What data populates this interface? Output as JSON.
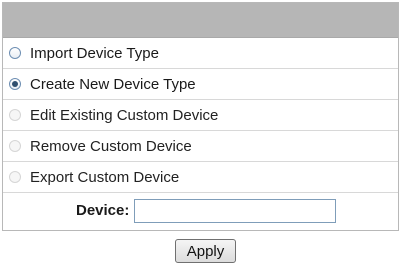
{
  "options": [
    {
      "label": "Import Device Type",
      "checked": false,
      "disabled": false
    },
    {
      "label": "Create New Device Type",
      "checked": true,
      "disabled": false
    },
    {
      "label": "Edit Existing Custom Device",
      "checked": false,
      "disabled": true
    },
    {
      "label": "Remove Custom Device",
      "checked": false,
      "disabled": true
    },
    {
      "label": "Export Custom Device",
      "checked": false,
      "disabled": true
    }
  ],
  "device": {
    "label": "Device:",
    "value": ""
  },
  "apply_label": "Apply"
}
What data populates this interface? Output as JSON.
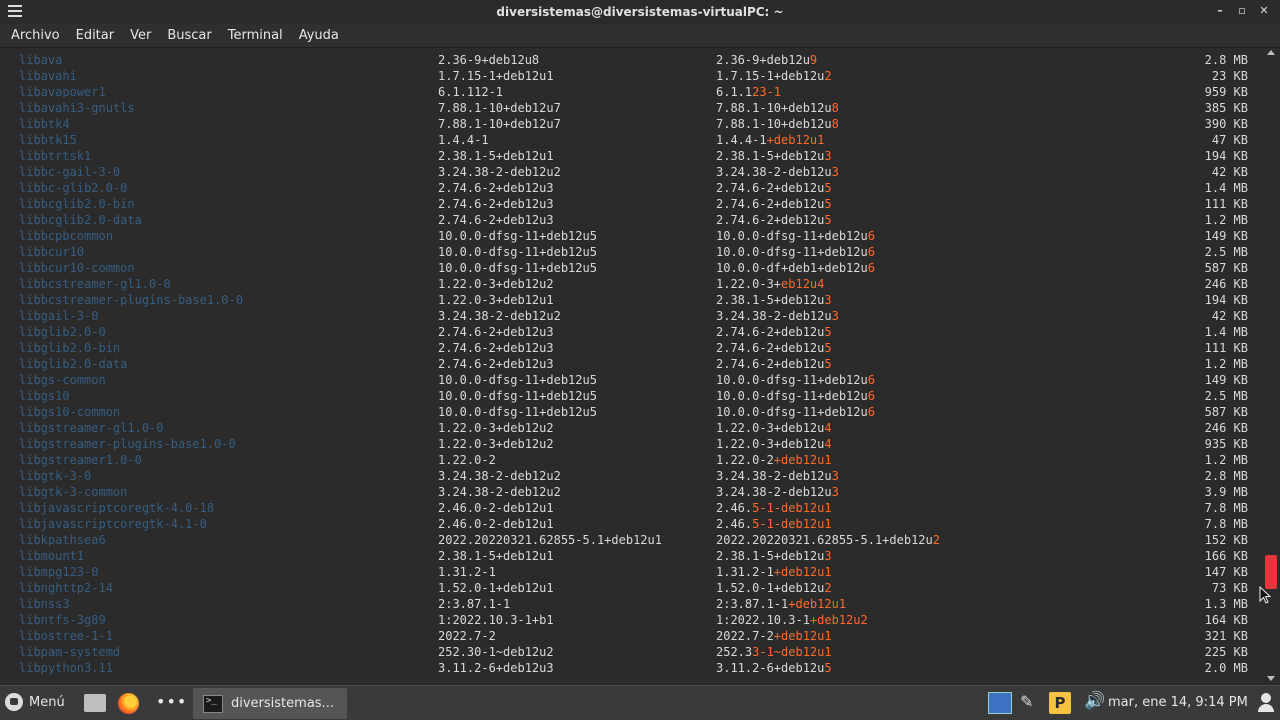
{
  "window": {
    "title": "diversistemas@diversistemas-virtualPC: ~"
  },
  "menu": [
    "Archivo",
    "Editar",
    "Ver",
    "Buscar",
    "Terminal",
    "Ayuda"
  ],
  "rows": [
    {
      "name": "libava",
      "old": "2.36-9+deb12u8",
      "new_base": "2.36-9+deb12u",
      "new_hl": "9",
      "size": "2.8 MB"
    },
    {
      "name": "libavahi",
      "old": "1.7.15-1+deb12u1",
      "new_base": "1.7.15-1+deb12u",
      "new_hl": "2",
      "size": "23 KB"
    },
    {
      "name": "libavapower1",
      "old": "6.1.112-1",
      "new_base": "6.1.1",
      "new_hl": "23-1",
      "size": "959 KB"
    },
    {
      "name": "libavahi3-gnutls",
      "old": "7.88.1-10+deb12u7",
      "new_base": "7.88.1-10+deb12u",
      "new_hl": "8",
      "size": "385 KB"
    },
    {
      "name": "libbtk4",
      "old": "7.88.1-10+deb12u7",
      "new_base": "7.88.1-10+deb12u",
      "new_hl": "8",
      "size": "390 KB"
    },
    {
      "name": "libbtk15",
      "old": "1.4.4-1",
      "new_base": "1.4.4-1",
      "new_hl": "+deb12u1",
      "size": "47 KB"
    },
    {
      "name": "libbtrtsk1",
      "old": "2.38.1-5+deb12u1",
      "new_base": "2.38.1-5+deb12u",
      "new_hl": "3",
      "size": "194 KB"
    },
    {
      "name": "libbc-gail-3-0",
      "old": "3.24.38-2-deb12u2",
      "new_base": "3.24.38-2-deb12u",
      "new_hl": "3",
      "size": "42 KB"
    },
    {
      "name": "libbc-glib2.0-0",
      "old": "2.74.6-2+deb12u3",
      "new_base": "2.74.6-2+deb12u",
      "new_hl": "5",
      "size": "1.4 MB"
    },
    {
      "name": "libbcglib2.0-bin",
      "old": "2.74.6-2+deb12u3",
      "new_base": "2.74.6-2+deb12u",
      "new_hl": "5",
      "size": "111 KB"
    },
    {
      "name": "libbcglib2.0-data",
      "old": "2.74.6-2+deb12u3",
      "new_base": "2.74.6-2+deb12u",
      "new_hl": "5",
      "size": "1.2 MB"
    },
    {
      "name": "libbcpbcommon",
      "old": "10.0.0-dfsg-11+deb12u5",
      "new_base": "10.0.0-dfsg-11+deb12u",
      "new_hl": "6",
      "size": "149 KB"
    },
    {
      "name": "libbcur10",
      "old": "10.0.0-dfsg-11+deb12u5",
      "new_base": "10.0.0-dfsg-11+deb12u",
      "new_hl": "6",
      "size": "2.5 MB"
    },
    {
      "name": "libbcur10-common",
      "old": "10.0.0-dfsg-11+deb12u5",
      "new_base": "10.0.0-df+deb1+deb12u",
      "new_hl": "6",
      "size": "587 KB"
    },
    {
      "name": "libbcstreamer-gl1.0-0",
      "old": "1.22.0-3+deb12u2",
      "new_base": "1.22.0-3+",
      "new_hl": "eb12u4",
      "size": "246 KB"
    },
    {
      "name": "libbcstreamer-plugins-base1.0-0",
      "old": "1.22.0-3+deb12u1",
      "new_base": "2.38.1-5+deb12u",
      "new_hl": "3",
      "size": "194 KB"
    },
    {
      "name": "libgail-3-0",
      "old": "3.24.38-2-deb12u2",
      "new_base": "3.24.38-2-deb12u",
      "new_hl": "3",
      "size": "42 KB"
    },
    {
      "name": "libglib2.0-0",
      "old": "2.74.6-2+deb12u3",
      "new_base": "2.74.6-2+deb12u",
      "new_hl": "5",
      "size": "1.4 MB"
    },
    {
      "name": "libglib2.0-bin",
      "old": "2.74.6-2+deb12u3",
      "new_base": "2.74.6-2+deb12u",
      "new_hl": "5",
      "size": "111 KB"
    },
    {
      "name": "libglib2.0-data",
      "old": "2.74.6-2+deb12u3",
      "new_base": "2.74.6-2+deb12u",
      "new_hl": "5",
      "size": "1.2 MB"
    },
    {
      "name": "libgs-common",
      "old": "10.0.0-dfsg-11+deb12u5",
      "new_base": "10.0.0-dfsg-11+deb12u",
      "new_hl": "6",
      "size": "149 KB"
    },
    {
      "name": "libgs10",
      "old": "10.0.0-dfsg-11+deb12u5",
      "new_base": "10.0.0-dfsg-11+deb12u",
      "new_hl": "6",
      "size": "2.5 MB"
    },
    {
      "name": "libgs10-common",
      "old": "10.0.0-dfsg-11+deb12u5",
      "new_base": "10.0.0-dfsg-11+deb12u",
      "new_hl": "6",
      "size": "587 KB"
    },
    {
      "name": "libgstreamer-gl1.0-0",
      "old": "1.22.0-3+deb12u2",
      "new_base": "1.22.0-3+deb12u",
      "new_hl": "4",
      "size": "246 KB"
    },
    {
      "name": "libgstreamer-plugins-base1.0-0",
      "old": "1.22.0-3+deb12u2",
      "new_base": "1.22.0-3+deb12u",
      "new_hl": "4",
      "size": "935 KB"
    },
    {
      "name": "libgstreamer1.0-0",
      "old": "1.22.0-2",
      "new_base": "1.22.0-2",
      "new_hl": "+deb12u1",
      "size": "1.2 MB"
    },
    {
      "name": "libgtk-3-0",
      "old": "3.24.38-2-deb12u2",
      "new_base": "3.24.38-2-deb12u",
      "new_hl": "3",
      "size": "2.8 MB"
    },
    {
      "name": "libgtk-3-common",
      "old": "3.24.38-2-deb12u2",
      "new_base": "3.24.38-2-deb12u",
      "new_hl": "3",
      "size": "3.9 MB"
    },
    {
      "name": "libjavascriptcoregtk-4.0-18",
      "old": "2.46.0-2-deb12u1",
      "new_base": "2.46.",
      "new_hl": "5-1-deb12u1",
      "size": "7.8 MB"
    },
    {
      "name": "libjavascriptcoregtk-4.1-0",
      "old": "2.46.0-2-deb12u1",
      "new_base": "2.46.",
      "new_hl": "5-1-deb12u1",
      "size": "7.8 MB"
    },
    {
      "name": "libkpathsea6",
      "old": "2022.20220321.62855-5.1+deb12u1",
      "new_base": "2022.20220321.62855-5.1+deb12u",
      "new_hl": "2",
      "size": "152 KB"
    },
    {
      "name": "libmount1",
      "old": "2.38.1-5+deb12u1",
      "new_base": "2.38.1-5+deb12u",
      "new_hl": "3",
      "size": "166 KB"
    },
    {
      "name": "libmpg123-0",
      "old": "1.31.2-1",
      "new_base": "1.31.2-1",
      "new_hl": "+deb12u1",
      "size": "147 KB"
    },
    {
      "name": "libnghttp2-14",
      "old": "1.52.0-1+deb12u1",
      "new_base": "1.52.0-1+deb12u",
      "new_hl": "2",
      "size": "73 KB"
    },
    {
      "name": "libnss3",
      "old": "2:3.87.1-1",
      "new_base": "2:3.87.1-1",
      "new_hl": "+deb12u1",
      "size": "1.3 MB"
    },
    {
      "name": "libntfs-3g89",
      "old": "1:2022.10.3-1+b1",
      "new_base": "1:2022.10.3-1",
      "new_hl": "+deb12u2",
      "size": "164 KB"
    },
    {
      "name": "libostree-1-1",
      "old": "2022.7-2",
      "new_base": "2022.7-2",
      "new_hl": "+deb12u1",
      "size": "321 KB"
    },
    {
      "name": "libpam-systemd",
      "old": "252.30-1~deb12u2",
      "new_base": "252.3",
      "new_hl": "3-1~deb12u1",
      "size": "225 KB"
    },
    {
      "name": "libpython3.11",
      "old": "3.11.2-6+deb12u3",
      "new_base": "3.11.2-6+deb12u",
      "new_hl": "5",
      "size": "2.0 MB"
    }
  ],
  "taskbar": {
    "menu_label": "Menú",
    "dots": "•••",
    "task_label": "diversistemas...",
    "clock": "mar, ene 14,  9:14 PM",
    "pen_glyph": "✎",
    "p_glyph": "P",
    "vol_glyph": "🔊"
  },
  "colors": {
    "highlight": "#ff6a2a",
    "scroll_thumb": "#e8343d"
  }
}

▬▬▬▬▬▬

- **Given task**: Track down every line of the material containing the string "data", and copy it.

- **Answer to this problem**:
What data populates this interface? Output as JSON.
What data populates this interface? Output as JSON.
      "name": "libbcglib2.0-data",
      "name": "libglib2.0-data",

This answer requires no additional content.